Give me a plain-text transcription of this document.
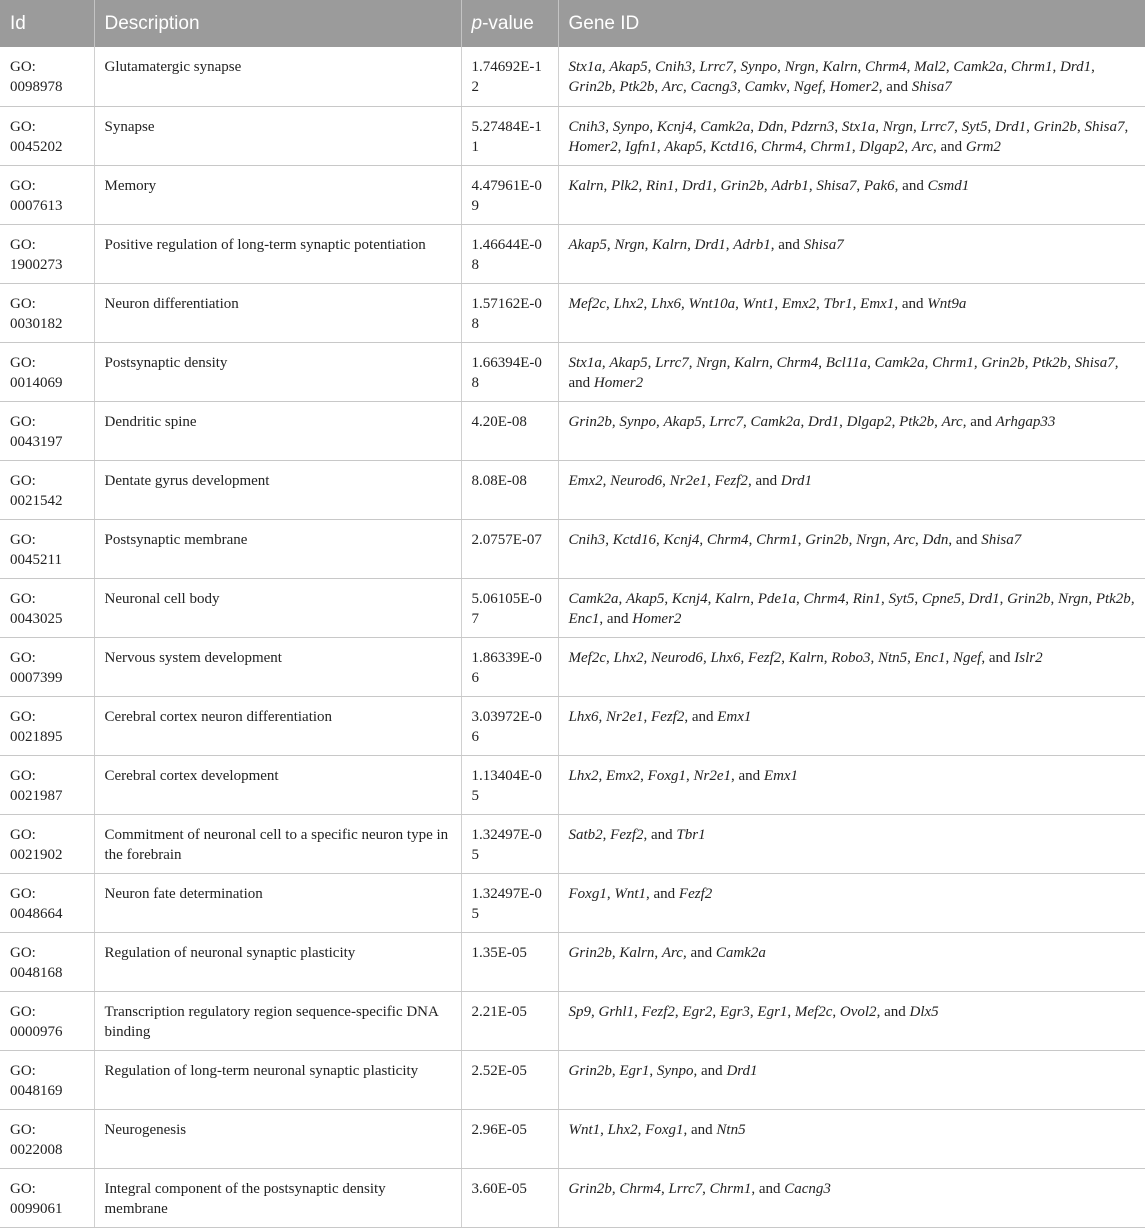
Id	Description	p-value	Gene ID
GO: 0098978	Glutamatergic synapse	1.74692E-12	Stx1a, Akap5, Cnih3, Lrrc7, Synpo, Nrgn, Kalrn, Chrm4, Mal2, Camk2a, Chrm1, Drd1, Grin2b, Ptk2b, Arc, Cacng3, Camkv, Ngef, Homer2, and Shisa7
GO: 0045202	Synapse	5.27484E-11	Cnih3, Synpo, Kcnj4, Camk2a, Ddn, Pdzrn3, Stx1a, Nrgn, Lrrc7, Syt5, Drd1, Grin2b, Shisa7, Homer2, Igfn1, Akap5, Kctd16, Chrm4, Chrm1, Dlgap2, Arc, and Grm2
GO: 0007613	Memory	4.47961E-09	Kalrn, Plk2, Rin1, Drd1, Grin2b, Adrb1, Shisa7, Pak6, and Csmd1
GO: 1900273	Positive regulation of long-term synaptic potentiation	1.46644E-08	Akap5, Nrgn, Kalrn, Drd1, Adrb1, and Shisa7
GO: 0030182	Neuron differentiation	1.57162E-08	Mef2c, Lhx2, Lhx6, Wnt10a, Wnt1, Emx2, Tbr1, Emx1, and Wnt9a
GO: 0014069	Postsynaptic density	1.66394E-08	Stx1a, Akap5, Lrrc7, Nrgn, Kalrn, Chrm4, Bcl11a, Camk2a, Chrm1, Grin2b, Ptk2b, Shisa7, and Homer2
GO: 0043197	Dendritic spine	4.20E-08	Grin2b, Synpo, Akap5, Lrrc7, Camk2a, Drd1, Dlgap2, Ptk2b, Arc, and Arhgap33
GO: 0021542	Dentate gyrus development	8.08E-08	Emx2, Neurod6, Nr2e1, Fezf2, and Drd1
GO: 0045211	Postsynaptic membrane	2.0757E-07	Cnih3, Kctd16, Kcnj4, Chrm4, Chrm1, Grin2b, Nrgn, Arc, Ddn, and Shisa7
GO: 0043025	Neuronal cell body	5.06105E-07	Camk2a, Akap5, Kcnj4, Kalrn, Pde1a, Chrm4, Rin1, Syt5, Cpne5, Drd1, Grin2b, Nrgn, Ptk2b, Enc1, and Homer2
GO: 0007399	Nervous system development	1.86339E-06	Mef2c, Lhx2, Neurod6, Lhx6, Fezf2, Kalrn, Robo3, Ntn5, Enc1, Ngef, and Islr2
GO: 0021895	Cerebral cortex neuron differentiation	3.03972E-06	Lhx6, Nr2e1, Fezf2, and Emx1
GO: 0021987	Cerebral cortex development	1.13404E-05	Lhx2, Emx2, Foxg1, Nr2e1, and Emx1
GO: 0021902	Commitment of neuronal cell to a specific neuron type in the forebrain	1.32497E-05	Satb2, Fezf2, and Tbr1
GO: 0048664	Neuron fate determination	1.32497E-05	Foxg1, Wnt1, and Fezf2
GO: 0048168	Regulation of neuronal synaptic plasticity	1.35E-05	Grin2b, Kalrn, Arc, and Camk2a
GO: 0000976	Transcription regulatory region sequence-specific DNA binding	2.21E-05	Sp9, Grhl1, Fezf2, Egr2, Egr3, Egr1, Mef2c, Ovol2, and Dlx5
GO: 0048169	Regulation of long-term neuronal synaptic plasticity	2.52E-05	Grin2b, Egr1, Synpo, and Drd1
GO: 0022008	Neurogenesis	2.96E-05	Wnt1, Lhx2, Foxg1, and Ntn5
GO: 0099061	Integral component of the postsynaptic density membrane	3.60E-05	Grin2b, Chrm4, Lrrc7, Chrm1, and Cacng3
○ ○ ○ ○
Activity.
In your copy, leave out the pictures and reproduce the material above exactly.

Answer to this problem.
Give me a plain-text transcription of this document.
Id	Description	p-value	Gene ID
GO: 0098978	Glutamatergic synapse	1.74692E-12	Stx1a, Akap5, Cnih3, Lrrc7, Synpo, Nrgn, Kalrn, Chrm4, Mal2, Camk2a, Chrm1, Drd1, Grin2b, Ptk2b, Arc, Cacng3, Camkv, Ngef, Homer2, and Shisa7
GO: 0045202	Synapse	5.27484E-11	Cnih3, Synpo, Kcnj4, Camk2a, Ddn, Pdzrn3, Stx1a, Nrgn, Lrrc7, Syt5, Drd1, Grin2b, Shisa7, Homer2, Igfn1, Akap5, Kctd16, Chrm4, Chrm1, Dlgap2, Arc, and Grm2
GO: 0007613	Memory	4.47961E-09	Kalrn, Plk2, Rin1, Drd1, Grin2b, Adrb1, Shisa7, Pak6, and Csmd1
GO: 1900273	Positive regulation of long-term synaptic potentiation	1.46644E-08	Akap5, Nrgn, Kalrn, Drd1, Adrb1, and Shisa7
GO: 0030182	Neuron differentiation	1.57162E-08	Mef2c, Lhx2, Lhx6, Wnt10a, Wnt1, Emx2, Tbr1, Emx1, and Wnt9a
GO: 0014069	Postsynaptic density	1.66394E-08	Stx1a, Akap5, Lrrc7, Nrgn, Kalrn, Chrm4, Bcl11a, Camk2a, Chrm1, Grin2b, Ptk2b, Shisa7, and Homer2
GO: 0043197	Dendritic spine	4.20E-08	Grin2b, Synpo, Akap5, Lrrc7, Camk2a, Drd1, Dlgap2, Ptk2b, Arc, and Arhgap33
GO: 0021542	Dentate gyrus development	8.08E-08	Emx2, Neurod6, Nr2e1, Fezf2, and Drd1
GO: 0045211	Postsynaptic membrane	2.0757E-07	Cnih3, Kctd16, Kcnj4, Chrm4, Chrm1, Grin2b, Nrgn, Arc, Ddn, and Shisa7
GO: 0043025	Neuronal cell body	5.06105E-07	Camk2a, Akap5, Kcnj4, Kalrn, Pde1a, Chrm4, Rin1, Syt5, Cpne5, Drd1, Grin2b, Nrgn, Ptk2b, Enc1, and Homer2
GO: 0007399	Nervous system development	1.86339E-06	Mef2c, Lhx2, Neurod6, Lhx6, Fezf2, Kalrn, Robo3, Ntn5, Enc1, Ngef, and Islr2
GO: 0021895	Cerebral cortex neuron differentiation	3.03972E-06	Lhx6, Nr2e1, Fezf2, and Emx1
GO: 0021987	Cerebral cortex development	1.13404E-05	Lhx2, Emx2, Foxg1, Nr2e1, and Emx1
GO: 0021902	Commitment of neuronal cell to a specific neuron type in the forebrain	1.32497E-05	Satb2, Fezf2, and Tbr1
GO: 0048664	Neuron fate determination	1.32497E-05	Foxg1, Wnt1, and Fezf2
GO: 0048168	Regulation of neuronal synaptic plasticity	1.35E-05	Grin2b, Kalrn, Arc, and Camk2a
GO: 0000976	Transcription regulatory region sequence-specific DNA binding	2.21E-05	Sp9, Grhl1, Fezf2, Egr2, Egr3, Egr1, Mef2c, Ovol2, and Dlx5
GO: 0048169	Regulation of long-term neuronal synaptic plasticity	2.52E-05	Grin2b, Egr1, Synpo, and Drd1
GO: 0022008	Neurogenesis	2.96E-05	Wnt1, Lhx2, Foxg1, and Ntn5
GO: 0099061	Integral component of the postsynaptic density membrane	3.60E-05	Grin2b, Chrm4, Lrrc7, Chrm1, and Cacng3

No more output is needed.